_Aim of the exercise_
Set down the material below word for word, excluding the pictures.

[Start Task inputs]

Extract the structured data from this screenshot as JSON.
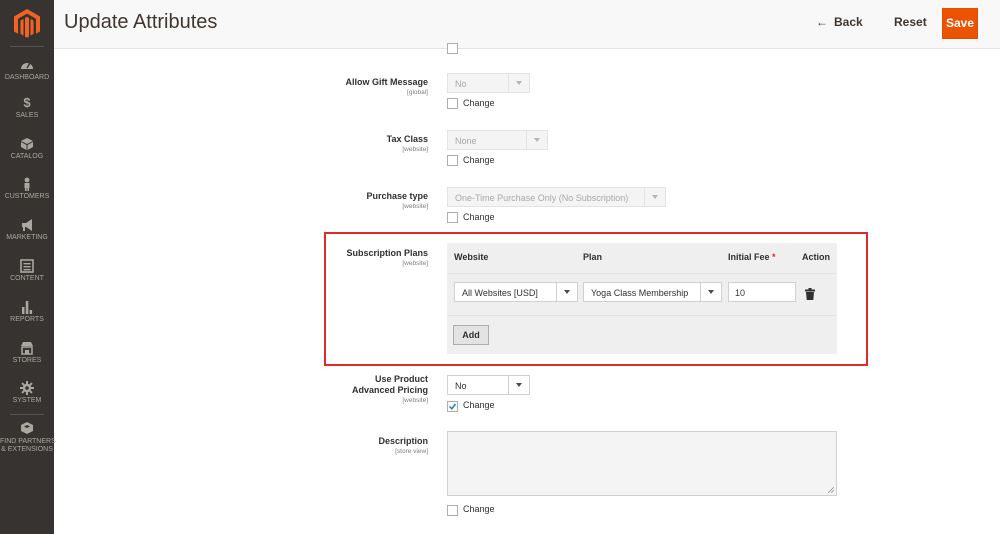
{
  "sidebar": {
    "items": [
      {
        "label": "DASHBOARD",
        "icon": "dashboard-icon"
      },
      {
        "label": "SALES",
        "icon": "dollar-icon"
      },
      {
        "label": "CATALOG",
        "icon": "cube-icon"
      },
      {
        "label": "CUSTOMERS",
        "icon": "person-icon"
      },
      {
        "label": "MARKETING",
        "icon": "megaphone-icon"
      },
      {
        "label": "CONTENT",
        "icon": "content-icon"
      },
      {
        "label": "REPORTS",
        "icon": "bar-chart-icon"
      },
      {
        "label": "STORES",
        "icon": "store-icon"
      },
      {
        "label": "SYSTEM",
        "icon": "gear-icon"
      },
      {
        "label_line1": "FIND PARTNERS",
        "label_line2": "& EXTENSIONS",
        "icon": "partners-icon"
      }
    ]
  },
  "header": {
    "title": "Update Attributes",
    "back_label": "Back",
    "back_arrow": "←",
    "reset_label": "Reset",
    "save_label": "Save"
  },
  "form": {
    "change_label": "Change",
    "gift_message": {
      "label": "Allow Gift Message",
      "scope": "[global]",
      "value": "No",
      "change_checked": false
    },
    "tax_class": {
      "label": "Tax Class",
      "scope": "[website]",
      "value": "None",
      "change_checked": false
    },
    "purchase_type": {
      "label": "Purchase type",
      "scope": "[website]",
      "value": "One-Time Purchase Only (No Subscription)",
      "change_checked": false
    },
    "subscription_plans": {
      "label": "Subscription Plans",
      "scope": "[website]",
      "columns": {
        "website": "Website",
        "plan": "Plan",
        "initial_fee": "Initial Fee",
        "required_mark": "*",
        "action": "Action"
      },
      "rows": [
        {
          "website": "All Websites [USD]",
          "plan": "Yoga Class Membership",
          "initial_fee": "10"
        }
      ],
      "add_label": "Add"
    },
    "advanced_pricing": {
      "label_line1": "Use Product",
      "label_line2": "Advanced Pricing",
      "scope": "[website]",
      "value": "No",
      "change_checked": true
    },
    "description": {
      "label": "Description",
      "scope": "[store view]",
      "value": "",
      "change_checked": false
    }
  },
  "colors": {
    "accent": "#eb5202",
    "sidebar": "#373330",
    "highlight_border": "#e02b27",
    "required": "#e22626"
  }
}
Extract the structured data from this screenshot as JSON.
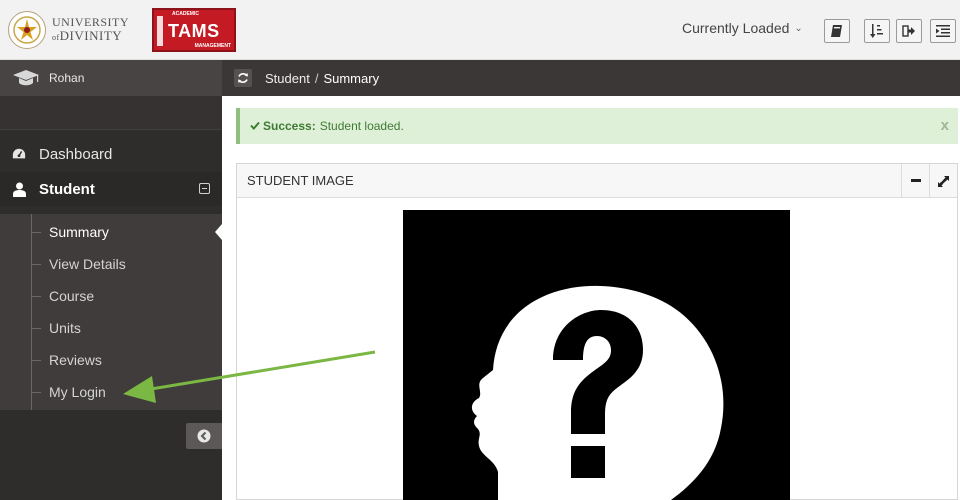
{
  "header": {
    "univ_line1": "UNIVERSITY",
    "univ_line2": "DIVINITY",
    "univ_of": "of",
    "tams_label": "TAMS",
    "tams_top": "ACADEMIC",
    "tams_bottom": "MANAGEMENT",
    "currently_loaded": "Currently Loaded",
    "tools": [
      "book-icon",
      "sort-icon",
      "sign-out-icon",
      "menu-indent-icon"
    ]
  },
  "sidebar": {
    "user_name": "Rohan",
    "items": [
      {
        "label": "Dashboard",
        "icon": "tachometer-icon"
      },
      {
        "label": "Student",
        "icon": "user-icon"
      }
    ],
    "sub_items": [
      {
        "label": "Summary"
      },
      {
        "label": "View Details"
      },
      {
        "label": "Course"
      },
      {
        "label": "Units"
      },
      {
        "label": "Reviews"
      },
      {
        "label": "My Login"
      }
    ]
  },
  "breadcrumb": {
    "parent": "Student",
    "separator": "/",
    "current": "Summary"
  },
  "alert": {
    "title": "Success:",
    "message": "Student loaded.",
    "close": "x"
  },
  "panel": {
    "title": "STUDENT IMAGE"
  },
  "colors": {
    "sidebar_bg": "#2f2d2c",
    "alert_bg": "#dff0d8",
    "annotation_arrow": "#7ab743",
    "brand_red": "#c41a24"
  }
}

[End Task inputs]

_Solution to this problem_
Extract the structured data from this screenshot as JSON.
{
  "sidebar": {
    "items": [
      {
        "label": "DASHBOARD",
        "icon": "dashboard-icon"
      },
      {
        "label": "SALES",
        "icon": "dollar-icon"
      },
      {
        "label": "CATALOG",
        "icon": "cube-icon"
      },
      {
        "label": "CUSTOMERS",
        "icon": "person-icon"
      },
      {
        "label": "MARKETING",
        "icon": "megaphone-icon"
      },
      {
        "label": "CONTENT",
        "icon": "content-icon"
      },
      {
        "label": "REPORTS",
        "icon": "bar-chart-icon"
      },
      {
        "label": "STORES",
        "icon": "store-icon"
      },
      {
        "label": "SYSTEM",
        "icon": "gear-icon"
      },
      {
        "label_line1": "FIND PARTNERS",
        "label_line2": "& EXTENSIONS",
        "icon": "partners-icon"
      }
    ]
  },
  "header": {
    "title": "Update Attributes",
    "back_label": "Back",
    "back_arrow": "←",
    "reset_label": "Reset",
    "save_label": "Save"
  },
  "form": {
    "change_label": "Change",
    "gift_message": {
      "label": "Allow Gift Message",
      "scope": "[global]",
      "value": "No",
      "change_checked": false
    },
    "tax_class": {
      "label": "Tax Class",
      "scope": "[website]",
      "value": "None",
      "change_checked": false
    },
    "purchase_type": {
      "label": "Purchase type",
      "scope": "[website]",
      "value": "One-Time Purchase Only (No Subscription)",
      "change_checked": false
    },
    "subscription_plans": {
      "label": "Subscription Plans",
      "scope": "[website]",
      "columns": {
        "website": "Website",
        "plan": "Plan",
        "initial_fee": "Initial Fee",
        "required_mark": "*",
        "action": "Action"
      },
      "rows": [
        {
          "website": "All Websites [USD]",
          "plan": "Yoga Class Membership",
          "initial_fee": "10"
        }
      ],
      "add_label": "Add"
    },
    "advanced_pricing": {
      "label_line1": "Use Product",
      "label_line2": "Advanced Pricing",
      "scope": "[website]",
      "value": "No",
      "change_checked": true
    },
    "description": {
      "label": "Description",
      "scope": "[store view]",
      "value": "",
      "change_checked": false
    }
  },
  "colors": {
    "accent": "#eb5202",
    "sidebar": "#373330",
    "highlight_border": "#e02b27",
    "required": "#e22626"
  }
}
Extract the structured data from this screenshot as JSON.
{
  "header": {
    "univ_line1": "UNIVERSITY",
    "univ_line2": "DIVINITY",
    "univ_of": "of",
    "tams_label": "TAMS",
    "tams_top": "ACADEMIC",
    "tams_bottom": "MANAGEMENT",
    "currently_loaded": "Currently Loaded",
    "tools": [
      "book-icon",
      "sort-icon",
      "sign-out-icon",
      "menu-indent-icon"
    ]
  },
  "sidebar": {
    "user_name": "Rohan",
    "items": [
      {
        "label": "Dashboard",
        "icon": "tachometer-icon"
      },
      {
        "label": "Student",
        "icon": "user-icon"
      }
    ],
    "sub_items": [
      {
        "label": "Summary"
      },
      {
        "label": "View Details"
      },
      {
        "label": "Course"
      },
      {
        "label": "Units"
      },
      {
        "label": "Reviews"
      },
      {
        "label": "My Login"
      }
    ]
  },
  "breadcrumb": {
    "parent": "Student",
    "separator": "/",
    "current": "Summary"
  },
  "alert": {
    "title": "Success:",
    "message": "Student loaded.",
    "close": "x"
  },
  "panel": {
    "title": "STUDENT IMAGE"
  },
  "colors": {
    "sidebar_bg": "#2f2d2c",
    "alert_bg": "#dff0d8",
    "annotation_arrow": "#7ab743",
    "brand_red": "#c41a24"
  }
}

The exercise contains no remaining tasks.